WORK TO COMPLETE: Transcribe the lines below verbatim, skipping the images.

---- ENTRIES PROVIDED

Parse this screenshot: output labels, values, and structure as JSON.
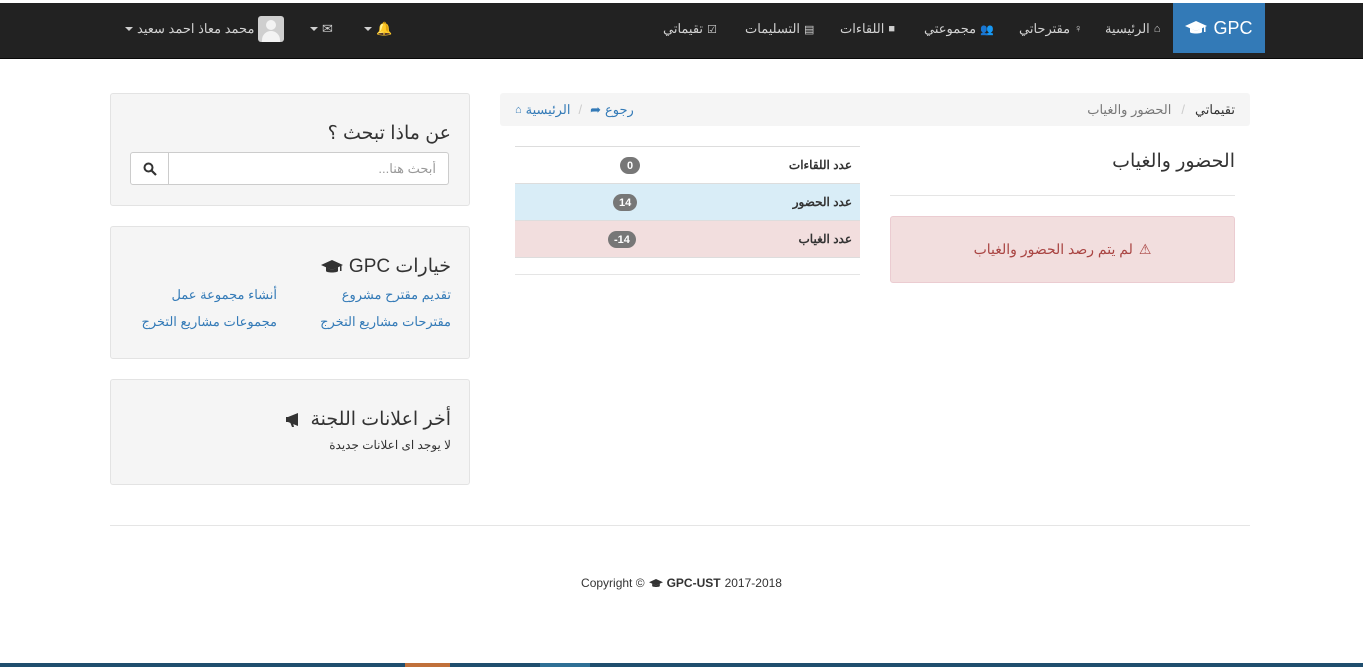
{
  "navbar": {
    "brand": "GPC",
    "links": [
      {
        "label": "الرئيسية",
        "icon": "home-icon"
      },
      {
        "label": "مقترحاتي",
        "icon": "lightbulb-icon"
      },
      {
        "label": "مجموعتي",
        "icon": "users-icon"
      },
      {
        "label": "اللقاءات",
        "icon": "video-icon"
      },
      {
        "label": "التسليمات",
        "icon": "book-icon"
      },
      {
        "label": "تقيماتي",
        "icon": "check-square-icon"
      }
    ],
    "user_name": "محمد معاذ احمد سعيد"
  },
  "breadcrumb": {
    "root": "تقيماتي",
    "current": "الحضور والغياب",
    "back_label": "رجوع",
    "home_label": "الرئيسية"
  },
  "main": {
    "title": "الحضور والغياب",
    "alert": "لم يتم رصد الحضور والغياب",
    "stats": [
      {
        "label": "عدد اللقاءات",
        "value": "0"
      },
      {
        "label": "عدد الحضور",
        "value": "14"
      },
      {
        "label": "عدد الغياب",
        "value": "-14"
      }
    ]
  },
  "sidebar": {
    "search": {
      "title": "عن ماذا تبحث ؟",
      "placeholder": "أبحث هنا..."
    },
    "options": {
      "title": "خيارات GPC",
      "links": [
        "تقديم مقترح مشروع",
        "أنشاء مجموعة عمل",
        "مقترحات مشاريع التخرج",
        "مجموعات مشاريع التخرج"
      ]
    },
    "announcements": {
      "title": "أخر اعلانات اللجنة",
      "empty": "لا يوجد اى اعلانات جديدة"
    }
  },
  "footer": {
    "prefix": "Copyright ©",
    "brand": "GPC-UST",
    "years": "2017-2018"
  },
  "colors": {
    "navbar": "#222222",
    "brand": "#337ab7",
    "link": "#337ab7",
    "danger_bg": "#f2dede",
    "info_bg": "#d9edf7"
  }
}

--------

SOLUTION TO THIS TASK:
Parse this screenshot: output labels, values, and structure as JSON.
{
  "navbar": {
    "brand": "GPC",
    "links": [
      {
        "label": "الرئيسية",
        "icon": "home-icon"
      },
      {
        "label": "مقترحاتي",
        "icon": "lightbulb-icon"
      },
      {
        "label": "مجموعتي",
        "icon": "users-icon"
      },
      {
        "label": "اللقاءات",
        "icon": "video-icon"
      },
      {
        "label": "التسليمات",
        "icon": "book-icon"
      },
      {
        "label": "تقيماتي",
        "icon": "check-square-icon"
      }
    ],
    "user_name": "محمد معاذ احمد سعيد"
  },
  "breadcrumb": {
    "root": "تقيماتي",
    "current": "الحضور والغياب",
    "back_label": "رجوع",
    "home_label": "الرئيسية"
  },
  "main": {
    "title": "الحضور والغياب",
    "alert": "لم يتم رصد الحضور والغياب",
    "stats": [
      {
        "label": "عدد اللقاءات",
        "value": "0"
      },
      {
        "label": "عدد الحضور",
        "value": "14"
      },
      {
        "label": "عدد الغياب",
        "value": "-14"
      }
    ]
  },
  "sidebar": {
    "search": {
      "title": "عن ماذا تبحث ؟",
      "placeholder": "أبحث هنا..."
    },
    "options": {
      "title": "خيارات GPC",
      "links": [
        "تقديم مقترح مشروع",
        "أنشاء مجموعة عمل",
        "مقترحات مشاريع التخرج",
        "مجموعات مشاريع التخرج"
      ]
    },
    "announcements": {
      "title": "أخر اعلانات اللجنة",
      "empty": "لا يوجد اى اعلانات جديدة"
    }
  },
  "footer": {
    "prefix": "Copyright ©",
    "brand": "GPC-UST",
    "years": "2017-2018"
  },
  "colors": {
    "navbar": "#222222",
    "brand": "#337ab7",
    "link": "#337ab7",
    "danger_bg": "#f2dede",
    "info_bg": "#d9edf7"
  }
}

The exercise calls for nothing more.